**Exercise details**: Quote the listing below in its entirety.
• • •
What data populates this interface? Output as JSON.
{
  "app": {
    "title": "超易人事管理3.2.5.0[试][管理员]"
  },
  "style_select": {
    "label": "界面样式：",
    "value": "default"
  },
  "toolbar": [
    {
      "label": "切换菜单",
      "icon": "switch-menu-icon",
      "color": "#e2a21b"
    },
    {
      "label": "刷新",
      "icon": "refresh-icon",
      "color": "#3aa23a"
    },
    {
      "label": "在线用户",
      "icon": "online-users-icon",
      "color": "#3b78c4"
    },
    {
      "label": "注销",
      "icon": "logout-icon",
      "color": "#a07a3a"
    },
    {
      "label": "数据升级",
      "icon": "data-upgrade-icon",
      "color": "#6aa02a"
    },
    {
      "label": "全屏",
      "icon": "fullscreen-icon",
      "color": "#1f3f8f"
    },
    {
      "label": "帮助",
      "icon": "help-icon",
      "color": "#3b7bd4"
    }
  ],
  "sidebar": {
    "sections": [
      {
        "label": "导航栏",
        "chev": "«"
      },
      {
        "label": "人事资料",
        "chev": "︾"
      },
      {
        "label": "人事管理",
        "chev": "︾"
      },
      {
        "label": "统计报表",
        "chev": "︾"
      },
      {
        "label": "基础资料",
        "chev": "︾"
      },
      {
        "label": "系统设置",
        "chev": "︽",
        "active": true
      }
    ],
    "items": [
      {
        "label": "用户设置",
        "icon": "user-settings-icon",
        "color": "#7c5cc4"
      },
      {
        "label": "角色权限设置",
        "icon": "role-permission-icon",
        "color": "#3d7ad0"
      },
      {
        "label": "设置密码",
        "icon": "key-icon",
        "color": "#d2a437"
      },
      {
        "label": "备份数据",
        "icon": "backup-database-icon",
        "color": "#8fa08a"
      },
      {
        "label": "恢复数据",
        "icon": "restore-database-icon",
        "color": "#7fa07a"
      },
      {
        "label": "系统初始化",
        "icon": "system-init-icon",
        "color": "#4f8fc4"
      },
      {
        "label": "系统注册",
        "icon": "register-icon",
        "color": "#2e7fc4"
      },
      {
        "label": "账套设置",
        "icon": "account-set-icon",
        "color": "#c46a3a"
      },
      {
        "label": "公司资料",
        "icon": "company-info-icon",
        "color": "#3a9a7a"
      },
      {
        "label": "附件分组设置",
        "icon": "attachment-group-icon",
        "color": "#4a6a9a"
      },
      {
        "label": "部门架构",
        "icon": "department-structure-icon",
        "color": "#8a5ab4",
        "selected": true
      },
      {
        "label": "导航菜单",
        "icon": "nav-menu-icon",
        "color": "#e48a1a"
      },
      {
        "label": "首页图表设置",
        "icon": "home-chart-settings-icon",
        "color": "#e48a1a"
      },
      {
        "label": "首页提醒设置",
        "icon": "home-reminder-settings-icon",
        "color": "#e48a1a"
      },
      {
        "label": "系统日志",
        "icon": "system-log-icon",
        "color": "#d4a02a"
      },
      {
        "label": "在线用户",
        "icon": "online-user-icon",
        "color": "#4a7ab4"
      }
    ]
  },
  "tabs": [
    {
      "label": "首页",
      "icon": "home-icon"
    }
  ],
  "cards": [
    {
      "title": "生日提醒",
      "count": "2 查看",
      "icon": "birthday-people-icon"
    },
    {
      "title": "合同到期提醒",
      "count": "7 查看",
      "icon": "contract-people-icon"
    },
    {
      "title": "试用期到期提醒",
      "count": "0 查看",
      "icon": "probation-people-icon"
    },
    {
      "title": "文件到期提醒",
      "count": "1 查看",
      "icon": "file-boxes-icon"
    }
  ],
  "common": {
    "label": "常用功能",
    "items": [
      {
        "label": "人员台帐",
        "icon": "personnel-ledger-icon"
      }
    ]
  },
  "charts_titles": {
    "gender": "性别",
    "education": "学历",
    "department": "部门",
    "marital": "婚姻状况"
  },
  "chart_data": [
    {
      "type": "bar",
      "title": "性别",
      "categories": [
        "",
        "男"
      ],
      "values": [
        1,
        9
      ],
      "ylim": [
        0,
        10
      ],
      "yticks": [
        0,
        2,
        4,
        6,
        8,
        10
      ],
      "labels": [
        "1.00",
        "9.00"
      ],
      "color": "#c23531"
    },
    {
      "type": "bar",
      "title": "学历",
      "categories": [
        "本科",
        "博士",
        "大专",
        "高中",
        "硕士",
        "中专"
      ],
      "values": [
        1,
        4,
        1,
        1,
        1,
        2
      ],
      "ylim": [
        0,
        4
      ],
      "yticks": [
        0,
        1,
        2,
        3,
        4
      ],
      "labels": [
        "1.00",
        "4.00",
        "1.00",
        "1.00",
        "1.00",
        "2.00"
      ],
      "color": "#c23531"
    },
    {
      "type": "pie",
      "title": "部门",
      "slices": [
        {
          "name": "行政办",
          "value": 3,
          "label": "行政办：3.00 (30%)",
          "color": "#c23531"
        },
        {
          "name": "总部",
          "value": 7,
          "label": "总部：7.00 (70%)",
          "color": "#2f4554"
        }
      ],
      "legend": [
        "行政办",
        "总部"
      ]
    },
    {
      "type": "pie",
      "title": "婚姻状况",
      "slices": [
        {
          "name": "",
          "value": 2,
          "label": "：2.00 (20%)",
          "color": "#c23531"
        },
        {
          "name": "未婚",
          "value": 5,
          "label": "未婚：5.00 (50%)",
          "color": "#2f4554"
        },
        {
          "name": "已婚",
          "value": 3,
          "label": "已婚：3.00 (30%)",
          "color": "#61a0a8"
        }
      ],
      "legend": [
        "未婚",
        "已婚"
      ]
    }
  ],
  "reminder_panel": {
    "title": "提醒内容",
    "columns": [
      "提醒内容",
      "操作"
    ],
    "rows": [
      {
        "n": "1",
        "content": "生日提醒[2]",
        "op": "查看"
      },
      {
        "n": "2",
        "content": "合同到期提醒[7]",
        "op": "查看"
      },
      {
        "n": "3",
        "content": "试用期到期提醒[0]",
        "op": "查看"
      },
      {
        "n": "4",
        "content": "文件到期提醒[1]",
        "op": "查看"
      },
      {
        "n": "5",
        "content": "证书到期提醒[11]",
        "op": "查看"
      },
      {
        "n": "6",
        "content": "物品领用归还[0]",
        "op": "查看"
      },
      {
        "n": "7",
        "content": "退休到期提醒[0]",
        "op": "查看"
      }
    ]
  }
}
• • •
**Response to this task**:
What data populates this interface? Output as JSON.
{
  "app": {
    "title": "超易人事管理3.2.5.0[试][管理员]"
  },
  "style_select": {
    "label": "界面样式：",
    "value": "default"
  },
  "toolbar": [
    {
      "label": "切换菜单",
      "icon": "switch-menu-icon",
      "color": "#e2a21b"
    },
    {
      "label": "刷新",
      "icon": "refresh-icon",
      "color": "#3aa23a"
    },
    {
      "label": "在线用户",
      "icon": "online-users-icon",
      "color": "#3b78c4"
    },
    {
      "label": "注销",
      "icon": "logout-icon",
      "color": "#a07a3a"
    },
    {
      "label": "数据升级",
      "icon": "data-upgrade-icon",
      "color": "#6aa02a"
    },
    {
      "label": "全屏",
      "icon": "fullscreen-icon",
      "color": "#1f3f8f"
    },
    {
      "label": "帮助",
      "icon": "help-icon",
      "color": "#3b7bd4"
    }
  ],
  "sidebar": {
    "sections": [
      {
        "label": "导航栏",
        "chev": "«"
      },
      {
        "label": "人事资料",
        "chev": "︾"
      },
      {
        "label": "人事管理",
        "chev": "︾"
      },
      {
        "label": "统计报表",
        "chev": "︾"
      },
      {
        "label": "基础资料",
        "chev": "︾"
      },
      {
        "label": "系统设置",
        "chev": "︽",
        "active": true
      }
    ],
    "items": [
      {
        "label": "用户设置",
        "icon": "user-settings-icon",
        "color": "#7c5cc4"
      },
      {
        "label": "角色权限设置",
        "icon": "role-permission-icon",
        "color": "#3d7ad0"
      },
      {
        "label": "设置密码",
        "icon": "key-icon",
        "color": "#d2a437"
      },
      {
        "label": "备份数据",
        "icon": "backup-database-icon",
        "color": "#8fa08a"
      },
      {
        "label": "恢复数据",
        "icon": "restore-database-icon",
        "color": "#7fa07a"
      },
      {
        "label": "系统初始化",
        "icon": "system-init-icon",
        "color": "#4f8fc4"
      },
      {
        "label": "系统注册",
        "icon": "register-icon",
        "color": "#2e7fc4"
      },
      {
        "label": "账套设置",
        "icon": "account-set-icon",
        "color": "#c46a3a"
      },
      {
        "label": "公司资料",
        "icon": "company-info-icon",
        "color": "#3a9a7a"
      },
      {
        "label": "附件分组设置",
        "icon": "attachment-group-icon",
        "color": "#4a6a9a"
      },
      {
        "label": "部门架构",
        "icon": "department-structure-icon",
        "color": "#8a5ab4",
        "selected": true
      },
      {
        "label": "导航菜单",
        "icon": "nav-menu-icon",
        "color": "#e48a1a"
      },
      {
        "label": "首页图表设置",
        "icon": "home-chart-settings-icon",
        "color": "#e48a1a"
      },
      {
        "label": "首页提醒设置",
        "icon": "home-reminder-settings-icon",
        "color": "#e48a1a"
      },
      {
        "label": "系统日志",
        "icon": "system-log-icon",
        "color": "#d4a02a"
      },
      {
        "label": "在线用户",
        "icon": "online-user-icon",
        "color": "#4a7ab4"
      }
    ]
  },
  "tabs": [
    {
      "label": "首页",
      "icon": "home-icon"
    }
  ],
  "cards": [
    {
      "title": "生日提醒",
      "count": "2 查看",
      "icon": "birthday-people-icon"
    },
    {
      "title": "合同到期提醒",
      "count": "7 查看",
      "icon": "contract-people-icon"
    },
    {
      "title": "试用期到期提醒",
      "count": "0 查看",
      "icon": "probation-people-icon"
    },
    {
      "title": "文件到期提醒",
      "count": "1 查看",
      "icon": "file-boxes-icon"
    }
  ],
  "common": {
    "label": "常用功能",
    "items": [
      {
        "label": "人员台帐",
        "icon": "personnel-ledger-icon"
      }
    ]
  },
  "charts_titles": {
    "gender": "性别",
    "education": "学历",
    "department": "部门",
    "marital": "婚姻状况"
  },
  "chart_data": [
    {
      "type": "bar",
      "title": "性别",
      "categories": [
        "",
        "男"
      ],
      "values": [
        1,
        9
      ],
      "ylim": [
        0,
        10
      ],
      "yticks": [
        0,
        2,
        4,
        6,
        8,
        10
      ],
      "labels": [
        "1.00",
        "9.00"
      ],
      "color": "#c23531"
    },
    {
      "type": "bar",
      "title": "学历",
      "categories": [
        "本科",
        "博士",
        "大专",
        "高中",
        "硕士",
        "中专"
      ],
      "values": [
        1,
        4,
        1,
        1,
        1,
        2
      ],
      "ylim": [
        0,
        4
      ],
      "yticks": [
        0,
        1,
        2,
        3,
        4
      ],
      "labels": [
        "1.00",
        "4.00",
        "1.00",
        "1.00",
        "1.00",
        "2.00"
      ],
      "color": "#c23531"
    },
    {
      "type": "pie",
      "title": "部门",
      "slices": [
        {
          "name": "行政办",
          "value": 3,
          "label": "行政办：3.00 (30%)",
          "color": "#c23531"
        },
        {
          "name": "总部",
          "value": 7,
          "label": "总部：7.00 (70%)",
          "color": "#2f4554"
        }
      ],
      "legend": [
        "行政办",
        "总部"
      ]
    },
    {
      "type": "pie",
      "title": "婚姻状况",
      "slices": [
        {
          "name": "",
          "value": 2,
          "label": "：2.00 (20%)",
          "color": "#c23531"
        },
        {
          "name": "未婚",
          "value": 5,
          "label": "未婚：5.00 (50%)",
          "color": "#2f4554"
        },
        {
          "name": "已婚",
          "value": 3,
          "label": "已婚：3.00 (30%)",
          "color": "#61a0a8"
        }
      ],
      "legend": [
        "未婚",
        "已婚"
      ]
    }
  ],
  "reminder_panel": {
    "title": "提醒内容",
    "columns": [
      "提醒内容",
      "操作"
    ],
    "rows": [
      {
        "n": "1",
        "content": "生日提醒[2]",
        "op": "查看"
      },
      {
        "n": "2",
        "content": "合同到期提醒[7]",
        "op": "查看"
      },
      {
        "n": "3",
        "content": "试用期到期提醒[0]",
        "op": "查看"
      },
      {
        "n": "4",
        "content": "文件到期提醒[1]",
        "op": "查看"
      },
      {
        "n": "5",
        "content": "证书到期提醒[11]",
        "op": "查看"
      },
      {
        "n": "6",
        "content": "物品领用归还[0]",
        "op": "查看"
      },
      {
        "n": "7",
        "content": "退休到期提醒[0]",
        "op": "查看"
      }
    ]
  }
}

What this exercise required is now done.